### Exercise set
1. Retype the Stratford theatre account word for word, starting at "The Alchemist was" and ending at "I’m now back.".
2. In the Stratford theatre account, name every person mentioned in the parenthetical notes after the plays.

### Page text
>>>

The Alchemist was one of the 10 plays we saw the
first week of August as members of the Stratford Seminar Society for the 5th
year, and we were captivated in all the plays by the theatrical alchemy – using human imagination to transform us for a
brief time.
The theme this season is Eureka moments, after which
the world is not the same.
The variety, depth and quality of all the plays made
me feel that indeed I’d suspended disbelief and been temporarily transported to
another world of illusion, and I’m now back.
There were 68 in the Seminar Society group this
year, the majority from the United States. Good friends Claes and Puck Winqvist
came from Rochester, N.Y., and my brother David joined us from Toronto for two
days. The five of us stayed again at the Mercer Hall.
Every morning the Seminar Society discussed the
plays of the previous day, had a session with a theatre guest (each of whom was
presented with flowers and a smoked salmon (we are nicknamed the Salmonar
Society), and we were briefed by one of our two lecturers about one of the
plays we were going to see. We went to the theatre each afternoon and evening.
This was one of the best seasons ever. In the past
it had been much easier for the four of us to informally rank the plays on our
last day; this year it was impossible because each had different strengths.
Even in the Seminar Society group as a whole, every day was a surprise in the
post play discussions, as one person’s gem was another’s “this play should have
stayed in the closet.” One member said “the play was too loud”, and another
followed with “it was the first time in the Patterson Theatre I could make out
every word.”
The plays we saw – and what was special - were
Hamlet (wonderful clarity and emotion), Oedipus Rex (business suits, nude
Oedipus, and hand sanitizer against the plague), The Taming of the Shrew (good
acting), The Physicists (really surprising), Pericles (Deborah Hay in three
roles), The Alchemist (good costumes, and funny Stephen Ouimette), Love’s
Labour’s Lost (funny prologue, I won’t reveal), Possible Worlds (very strange,
but grows on you), and She Stoops to Conquer (Lucy Peacock) and Lorne and I also went to Carousel
(powerful singing and dancing), and the Winqvists saw Diary of Anne Frank
(great set). Each play was in its own way amazing, and we were particularly
impressed with Hamlet and Oedipus Rex.

<<<

### Supplied material
>>>

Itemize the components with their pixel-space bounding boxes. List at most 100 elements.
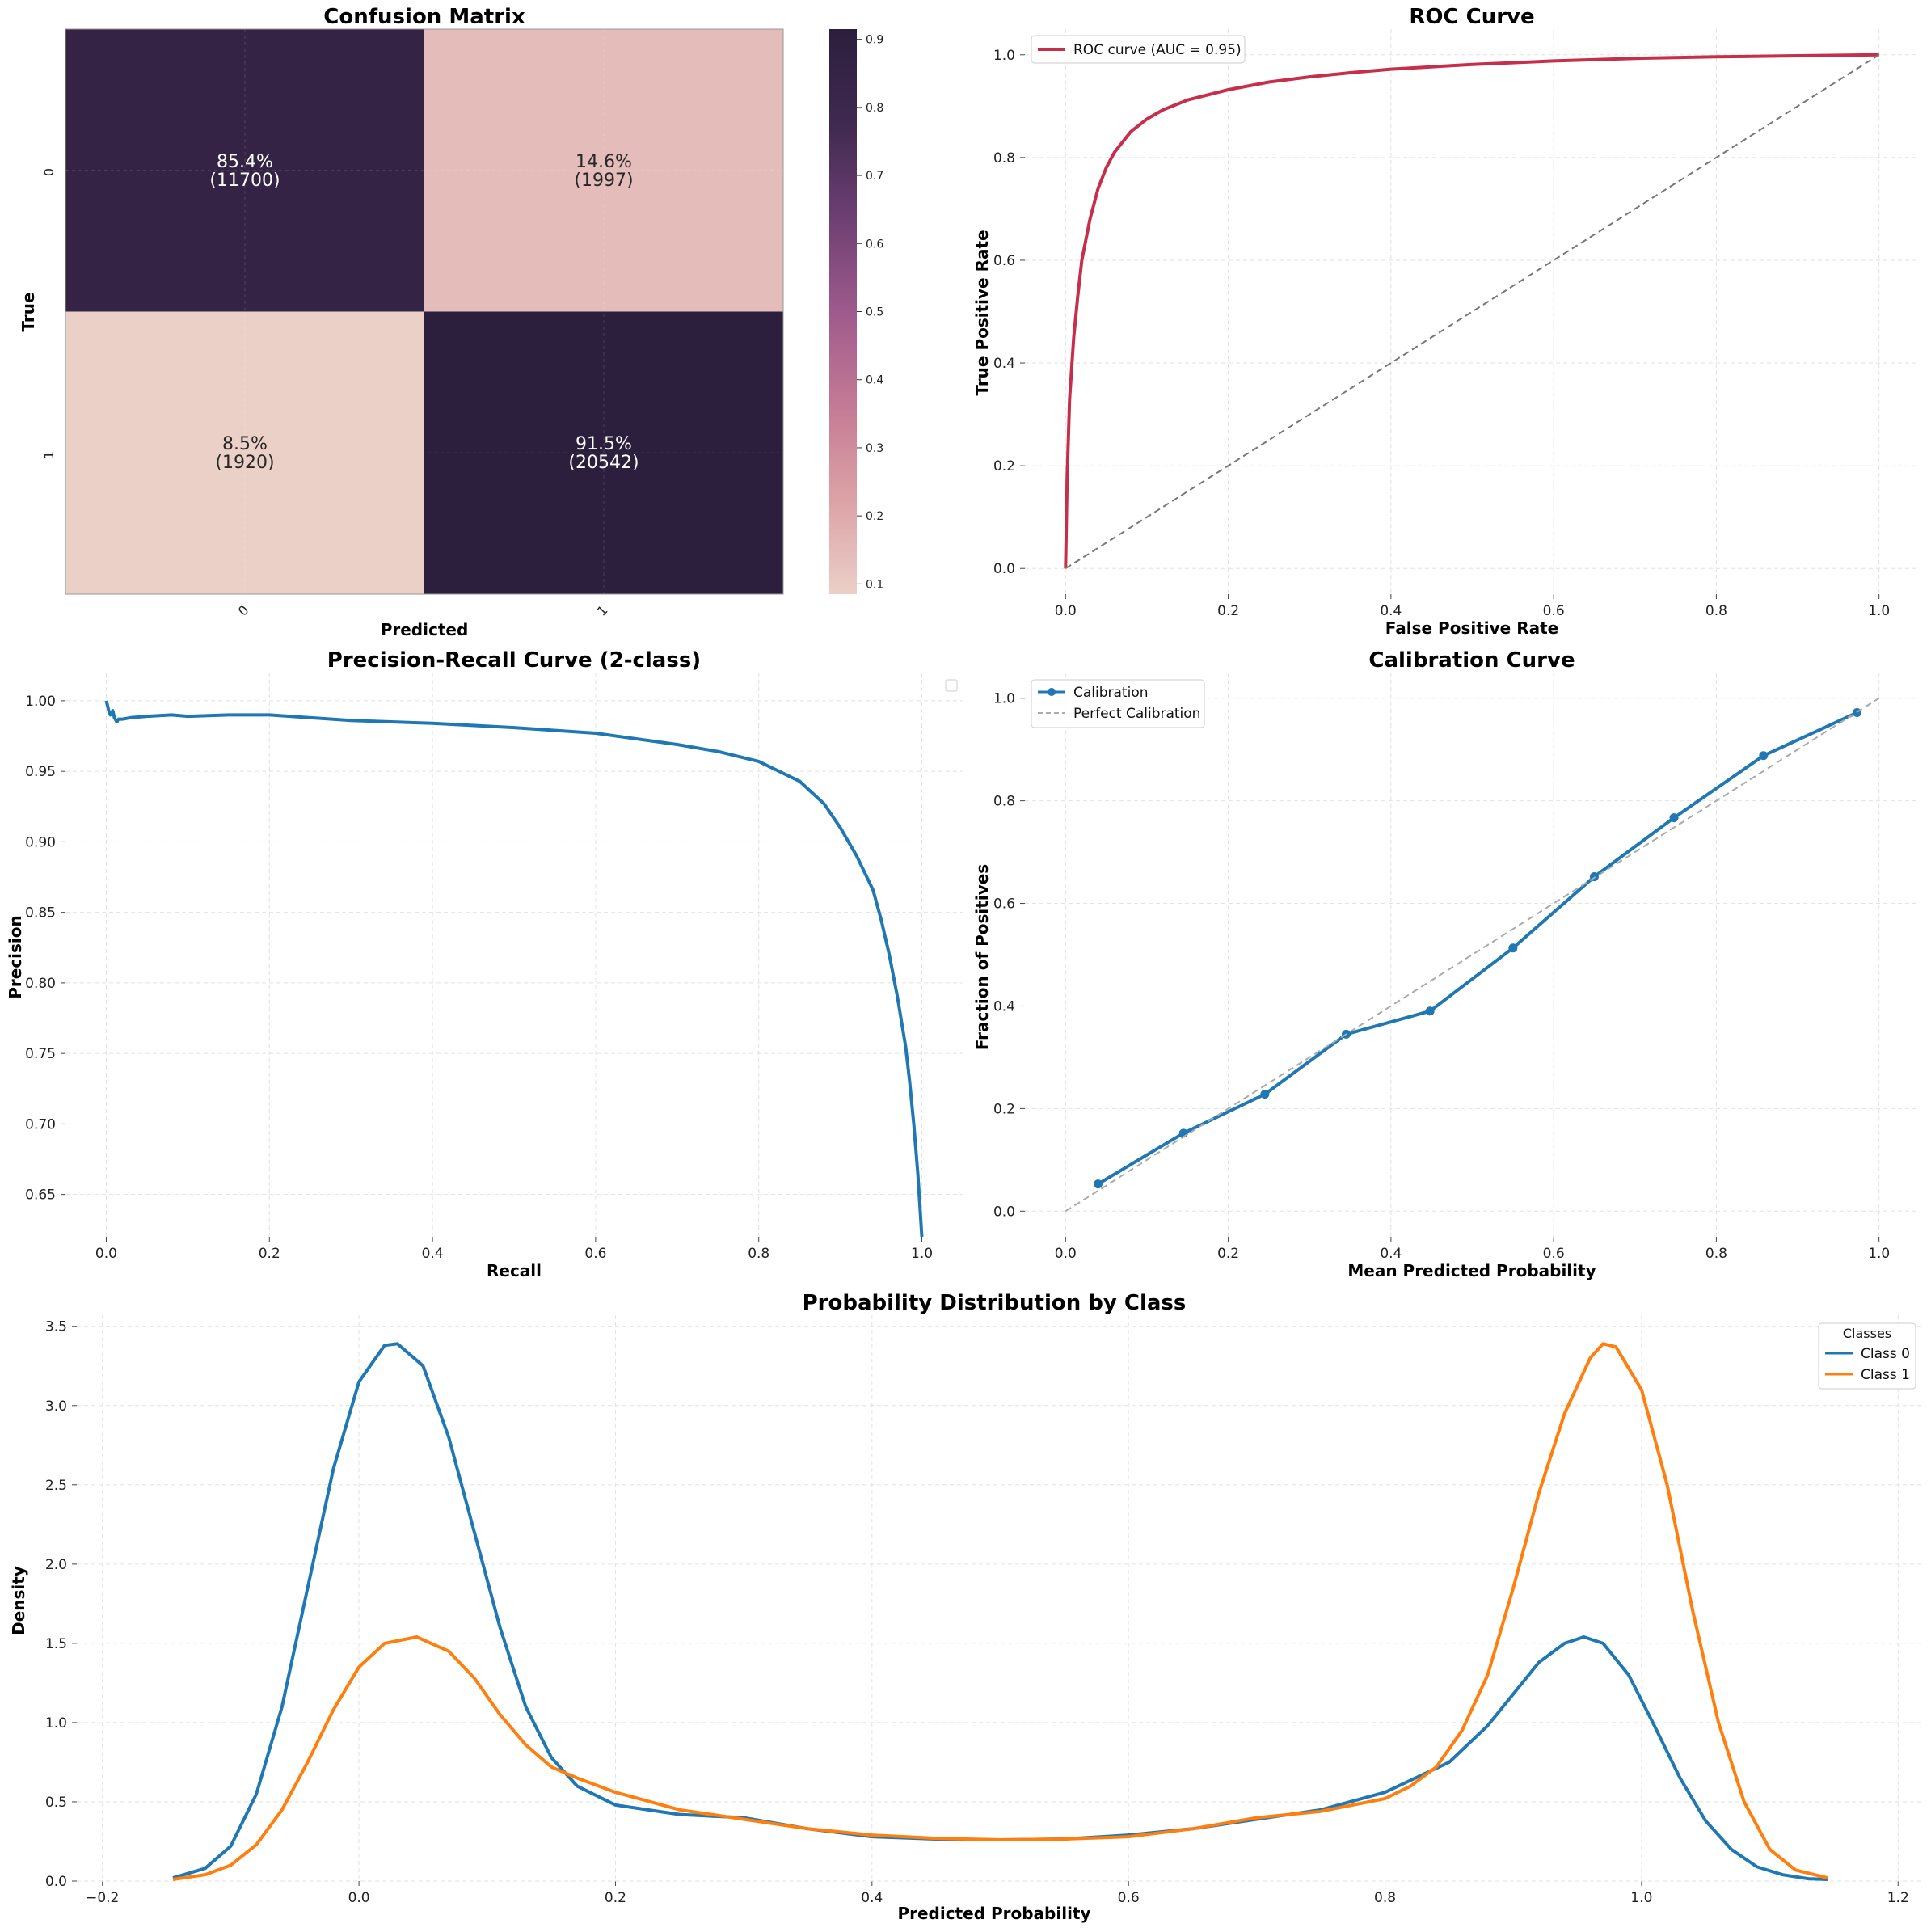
pr-y-tick-label: 0.70 xyxy=(25,1116,56,1133)
roc-series-0-line xyxy=(1064,53,1879,569)
calibration-x-tick-label: 0.2 xyxy=(1217,1246,1239,1262)
density-y-tick-label: 3.5 xyxy=(45,1319,67,1335)
roc-y-tick-label: 0.8 xyxy=(993,150,1015,167)
pr-y-tick-label: 0.75 xyxy=(25,1046,56,1062)
density-y-tick-label: 1.5 xyxy=(45,1636,67,1652)
pr-x-label: Recall xyxy=(487,1261,542,1280)
cell-0-1-count: (1997) xyxy=(574,171,633,191)
cm-y-tick-0: 0 xyxy=(41,168,57,176)
density-axes: −0.2 0.0 0.2 0.4 0.6 0.8 1.0 1.2 0.0 0.5 1.0 1.5 2.0… xyxy=(45,1315,1924,1906)
roc-x-label: False Positive Rate xyxy=(1385,618,1558,638)
cell-0-0-pct: 85.4% xyxy=(217,152,273,172)
pr-legend-box-empty xyxy=(945,679,958,692)
pr-series-0-line xyxy=(104,700,924,1238)
calibration-y-tick-label: 0.6 xyxy=(993,896,1015,913)
colorbar xyxy=(829,29,857,594)
density-x-tick-label: 1.2 xyxy=(1887,1890,1909,1906)
roc-y-tick-label: 1.0 xyxy=(993,48,1015,64)
colorbar-tick-label: 0.9 xyxy=(866,34,883,47)
roc-x-tick-label: 0.0 xyxy=(1055,603,1077,619)
roc-title: ROC Curve xyxy=(1409,5,1534,29)
roc-x-tick-label: 0.2 xyxy=(1217,603,1239,619)
roc-panel: ROC Curve 0.0 0.2 0.4 0.6 0.8 1.0 0.0 0.2 0.4 0.6… xyxy=(972,5,1920,638)
cell-1-1-count: (20542) xyxy=(568,453,639,473)
cm-y-label: True xyxy=(19,292,38,331)
density-x-tick-label: 0.2 xyxy=(605,1890,626,1906)
colorbar-tick-label: 0.8 xyxy=(866,102,883,115)
density-y-tick-label: 1.0 xyxy=(45,1715,67,1732)
density-y-tick-label: 0.5 xyxy=(45,1795,67,1811)
roc-lines xyxy=(1064,53,1880,570)
roc-x-tick-label: 0.8 xyxy=(1705,603,1727,619)
density-panel: Probability Distribution by Class −0.2 0.… xyxy=(9,1291,1924,1923)
calibration-axes: 0.0 0.2 0.4 0.6 0.8 1.0 0.0 0.2 0.4 0.6 0.8 1.0 xyxy=(993,673,1920,1262)
confusion-matrix-title: Confusion Matrix xyxy=(323,5,525,29)
calibration-y-label: Fraction of Positives xyxy=(972,864,992,1050)
cm-x-tick-1: 1 xyxy=(594,602,611,619)
pr-y-label: Precision xyxy=(6,915,25,999)
density-y-label: Density xyxy=(9,1566,28,1635)
density-legend-title: Classes xyxy=(1843,1326,1891,1341)
density-y-tick-label: 0.0 xyxy=(45,1874,67,1890)
density-x-tick-label: −0.2 xyxy=(86,1890,119,1906)
class-0-legend-label: Class 0 xyxy=(1861,1346,1910,1362)
pr-x-tick-label: 0.0 xyxy=(95,1246,117,1262)
calibration-series-0-point xyxy=(1260,1090,1270,1099)
calibration-legend-marker xyxy=(1048,688,1056,696)
calibration-panel: Calibration Curve 0.0 0.2 0.4 0.6 0.8 1.00.00… xyxy=(972,648,1920,1280)
pr-x-tick-label: 0.4 xyxy=(422,1246,444,1262)
pr-axes: 0.0 0.2 0.4 0.6 0.8 1.0 0.65 0.70 0.75 0.80 0.85 0.… xyxy=(25,673,963,1262)
calibration-series-0-point xyxy=(1669,813,1679,823)
cell-0-0-count: (11700) xyxy=(209,171,280,191)
calibration-series-0-point xyxy=(1425,1006,1435,1016)
colorbar-tick-label: 0.3 xyxy=(866,442,883,455)
colorbar-tick-label: 0.6 xyxy=(866,238,883,251)
colorbar-tick-label: 0.4 xyxy=(866,374,883,387)
calibration-x-tick-label: 1.0 xyxy=(1868,1246,1890,1262)
cell-1-0-count: (1920) xyxy=(215,453,274,473)
density-title: Probability Distribution by Class xyxy=(803,1291,1187,1315)
cm-cell-0-1 xyxy=(424,29,783,312)
roc-legend: ROC curve (AUC = 0.95) xyxy=(1031,35,1246,64)
pr-x-tick-label: 0.2 xyxy=(259,1246,280,1262)
cell-1-0-pct: 8.5% xyxy=(222,434,268,454)
calibration-x-tick-label: 0.6 xyxy=(1543,1246,1565,1262)
confusion-matrix-frame xyxy=(65,28,784,595)
calibration-x-tick-label: 0.4 xyxy=(1380,1246,1402,1262)
calibration-y-tick-label: 0.4 xyxy=(993,998,1015,1015)
roc-series-1-line xyxy=(1065,53,1880,570)
cm-x-tick-0: 0 xyxy=(235,602,252,619)
roc-legend-label: ROC curve (AUC = 0.95) xyxy=(1073,42,1242,58)
density-x-tick-label: 0.6 xyxy=(1118,1890,1140,1906)
density-series-1-line xyxy=(172,1342,1828,1881)
roc-y-label: True Positive Rate xyxy=(972,230,992,395)
density-x-tick-label: 0.4 xyxy=(861,1890,883,1906)
pr-y-tick-label: 0.90 xyxy=(25,834,56,850)
pr-x-tick-label: 1.0 xyxy=(911,1246,933,1262)
density-series-0-line xyxy=(172,1342,1828,1881)
cm-cell-0-0 xyxy=(65,29,424,312)
roc-y-tick-label: 0.0 xyxy=(993,561,1015,577)
density-y-tick-label: 2.5 xyxy=(45,1478,67,1494)
pr-title: Precision-Recall Curve (2-class) xyxy=(327,648,701,673)
colorbar-tick-label: 0.1 xyxy=(866,578,883,591)
pr-x-tick-label: 0.8 xyxy=(748,1246,769,1262)
calibration-x-label: Mean Predicted Probability xyxy=(1347,1261,1596,1280)
calibration-y-tick-label: 1.0 xyxy=(993,691,1015,707)
pr-x-tick-label: 0.6 xyxy=(584,1246,606,1262)
colorbar-tick-label: 0.7 xyxy=(866,170,883,183)
density-legend-box xyxy=(1818,1322,1916,1390)
colorbar-tick-label: 0.5 xyxy=(866,306,883,319)
cm-cell-1-1 xyxy=(424,311,783,594)
confusion-matrix-cells xyxy=(65,29,783,594)
calibration-series-0-point xyxy=(1759,751,1769,761)
density-x-tick-label: 1.0 xyxy=(1630,1890,1652,1906)
colorbar-tick-label: 0.2 xyxy=(866,510,883,523)
calibration-legend: Calibration Perfect Calibration xyxy=(1031,679,1205,728)
confusion-matrix-panel: Confusion Matrix 85.4% (11700) 14.6% (19… xyxy=(19,5,883,639)
density-x-tick-label: 0.8 xyxy=(1374,1890,1396,1906)
class-1-legend-label: Class 1 xyxy=(1861,1367,1910,1383)
calibration-series-1-line xyxy=(1065,697,1880,1213)
roc-y-tick-label: 0.4 xyxy=(993,356,1015,372)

<<<

### Answers in order
1.
The Alchemist was one of the 10 plays we saw the
first week of August as members of the Stratford Seminar Society for the 5th
year, and we were captivated in all the plays by the theatrical alchemy – using human imagination to transform us for a
brief time.
The theme this season is Eureka moments, after which
the world is not the same.
The variety, depth and quality of all the plays made
me feel that indeed I’d suspended disbelief and been temporarily transported to
another world of illusion, and I’m now back.

2.
Deborah Hay
Stephen Ouimette
Lucy Peacock